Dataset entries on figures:

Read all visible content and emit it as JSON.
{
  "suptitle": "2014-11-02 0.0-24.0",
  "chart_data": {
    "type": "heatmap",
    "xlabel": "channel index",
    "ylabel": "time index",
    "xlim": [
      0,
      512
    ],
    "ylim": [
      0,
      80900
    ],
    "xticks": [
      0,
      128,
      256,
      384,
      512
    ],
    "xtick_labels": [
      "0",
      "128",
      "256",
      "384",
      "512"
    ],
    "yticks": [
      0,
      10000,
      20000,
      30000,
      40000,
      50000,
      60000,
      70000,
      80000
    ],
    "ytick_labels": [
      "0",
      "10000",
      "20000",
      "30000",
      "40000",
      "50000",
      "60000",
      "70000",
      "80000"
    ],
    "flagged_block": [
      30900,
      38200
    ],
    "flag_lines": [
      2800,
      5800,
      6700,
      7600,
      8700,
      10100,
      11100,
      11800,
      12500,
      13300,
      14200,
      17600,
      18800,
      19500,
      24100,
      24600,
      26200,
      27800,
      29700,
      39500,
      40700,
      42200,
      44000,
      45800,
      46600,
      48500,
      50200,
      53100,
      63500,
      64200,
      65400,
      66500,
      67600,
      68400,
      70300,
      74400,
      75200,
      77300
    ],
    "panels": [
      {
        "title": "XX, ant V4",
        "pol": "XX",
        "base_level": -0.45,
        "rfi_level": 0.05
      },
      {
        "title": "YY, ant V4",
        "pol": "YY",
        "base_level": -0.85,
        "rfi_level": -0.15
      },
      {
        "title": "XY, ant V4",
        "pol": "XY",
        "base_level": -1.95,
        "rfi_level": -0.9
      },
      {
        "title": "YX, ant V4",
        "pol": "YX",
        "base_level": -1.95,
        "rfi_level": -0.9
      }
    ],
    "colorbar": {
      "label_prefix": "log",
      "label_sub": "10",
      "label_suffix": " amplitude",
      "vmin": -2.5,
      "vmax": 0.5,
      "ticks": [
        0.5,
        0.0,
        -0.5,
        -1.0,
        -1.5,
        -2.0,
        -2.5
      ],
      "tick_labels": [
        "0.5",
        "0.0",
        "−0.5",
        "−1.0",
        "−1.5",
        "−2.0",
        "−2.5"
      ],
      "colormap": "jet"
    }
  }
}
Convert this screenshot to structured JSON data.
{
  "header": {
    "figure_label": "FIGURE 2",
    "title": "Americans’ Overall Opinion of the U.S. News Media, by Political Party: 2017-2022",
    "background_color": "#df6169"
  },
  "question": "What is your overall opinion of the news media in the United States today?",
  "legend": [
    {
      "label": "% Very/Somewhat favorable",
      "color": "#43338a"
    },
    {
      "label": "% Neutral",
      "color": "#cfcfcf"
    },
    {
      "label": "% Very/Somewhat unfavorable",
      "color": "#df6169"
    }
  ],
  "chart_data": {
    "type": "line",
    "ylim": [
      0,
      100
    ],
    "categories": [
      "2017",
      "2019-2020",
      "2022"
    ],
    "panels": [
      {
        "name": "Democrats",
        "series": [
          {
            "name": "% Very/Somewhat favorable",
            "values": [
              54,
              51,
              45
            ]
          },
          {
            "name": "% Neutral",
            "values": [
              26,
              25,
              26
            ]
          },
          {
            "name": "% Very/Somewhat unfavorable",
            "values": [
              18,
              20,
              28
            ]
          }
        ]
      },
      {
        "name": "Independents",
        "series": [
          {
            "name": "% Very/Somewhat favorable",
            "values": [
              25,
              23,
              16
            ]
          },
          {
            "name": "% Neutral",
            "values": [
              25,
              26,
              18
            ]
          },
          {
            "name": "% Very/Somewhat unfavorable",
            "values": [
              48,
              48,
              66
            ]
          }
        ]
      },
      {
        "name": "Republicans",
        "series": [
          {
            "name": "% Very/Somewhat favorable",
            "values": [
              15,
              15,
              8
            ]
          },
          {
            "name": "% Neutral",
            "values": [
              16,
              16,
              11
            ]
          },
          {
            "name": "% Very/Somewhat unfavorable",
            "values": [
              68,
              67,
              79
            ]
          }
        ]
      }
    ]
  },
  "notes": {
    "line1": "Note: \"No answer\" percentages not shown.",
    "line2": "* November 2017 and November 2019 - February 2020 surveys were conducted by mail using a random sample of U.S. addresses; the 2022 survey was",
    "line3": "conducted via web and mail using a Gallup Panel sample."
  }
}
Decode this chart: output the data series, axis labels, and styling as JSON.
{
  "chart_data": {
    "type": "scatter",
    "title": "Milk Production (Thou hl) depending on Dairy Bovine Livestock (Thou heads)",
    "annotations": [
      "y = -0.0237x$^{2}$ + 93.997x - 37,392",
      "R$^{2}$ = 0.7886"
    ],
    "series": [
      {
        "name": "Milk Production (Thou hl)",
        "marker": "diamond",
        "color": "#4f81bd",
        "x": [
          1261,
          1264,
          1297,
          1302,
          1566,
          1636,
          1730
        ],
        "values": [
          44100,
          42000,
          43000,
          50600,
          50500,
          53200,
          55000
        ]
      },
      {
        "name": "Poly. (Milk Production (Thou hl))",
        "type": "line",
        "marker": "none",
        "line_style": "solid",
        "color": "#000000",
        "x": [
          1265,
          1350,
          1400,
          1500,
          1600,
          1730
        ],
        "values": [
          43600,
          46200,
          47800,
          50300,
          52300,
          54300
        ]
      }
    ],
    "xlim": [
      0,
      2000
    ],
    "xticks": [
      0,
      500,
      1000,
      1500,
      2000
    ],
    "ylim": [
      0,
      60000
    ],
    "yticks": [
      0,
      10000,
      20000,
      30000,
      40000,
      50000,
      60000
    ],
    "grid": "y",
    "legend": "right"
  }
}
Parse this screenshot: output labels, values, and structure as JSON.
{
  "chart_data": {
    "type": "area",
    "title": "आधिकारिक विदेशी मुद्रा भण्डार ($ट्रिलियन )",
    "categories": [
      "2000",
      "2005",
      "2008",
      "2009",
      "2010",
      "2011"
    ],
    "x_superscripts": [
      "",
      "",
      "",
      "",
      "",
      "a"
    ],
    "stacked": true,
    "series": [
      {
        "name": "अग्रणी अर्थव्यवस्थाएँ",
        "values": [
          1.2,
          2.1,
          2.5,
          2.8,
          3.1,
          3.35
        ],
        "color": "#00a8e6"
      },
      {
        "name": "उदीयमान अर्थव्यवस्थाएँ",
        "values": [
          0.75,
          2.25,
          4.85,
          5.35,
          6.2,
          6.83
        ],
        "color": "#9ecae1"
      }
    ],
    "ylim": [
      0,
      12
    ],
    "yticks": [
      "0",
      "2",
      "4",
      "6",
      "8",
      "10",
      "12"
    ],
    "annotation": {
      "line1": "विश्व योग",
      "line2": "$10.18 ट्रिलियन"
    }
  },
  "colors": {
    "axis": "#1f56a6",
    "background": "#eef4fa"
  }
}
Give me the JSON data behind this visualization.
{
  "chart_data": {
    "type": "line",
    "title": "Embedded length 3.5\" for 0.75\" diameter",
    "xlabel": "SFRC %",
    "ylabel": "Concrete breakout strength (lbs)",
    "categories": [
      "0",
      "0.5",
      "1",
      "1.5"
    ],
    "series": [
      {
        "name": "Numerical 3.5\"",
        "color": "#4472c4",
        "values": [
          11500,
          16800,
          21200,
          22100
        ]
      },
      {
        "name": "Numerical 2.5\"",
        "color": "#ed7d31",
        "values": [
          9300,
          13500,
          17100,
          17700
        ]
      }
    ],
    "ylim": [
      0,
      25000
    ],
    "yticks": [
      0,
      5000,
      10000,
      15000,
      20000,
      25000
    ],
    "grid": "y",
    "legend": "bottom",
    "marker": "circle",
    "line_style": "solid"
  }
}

- **Exercise objective**: Respond with the number of lines containing "screenshot" and no additional words.

- **Right answer**: 2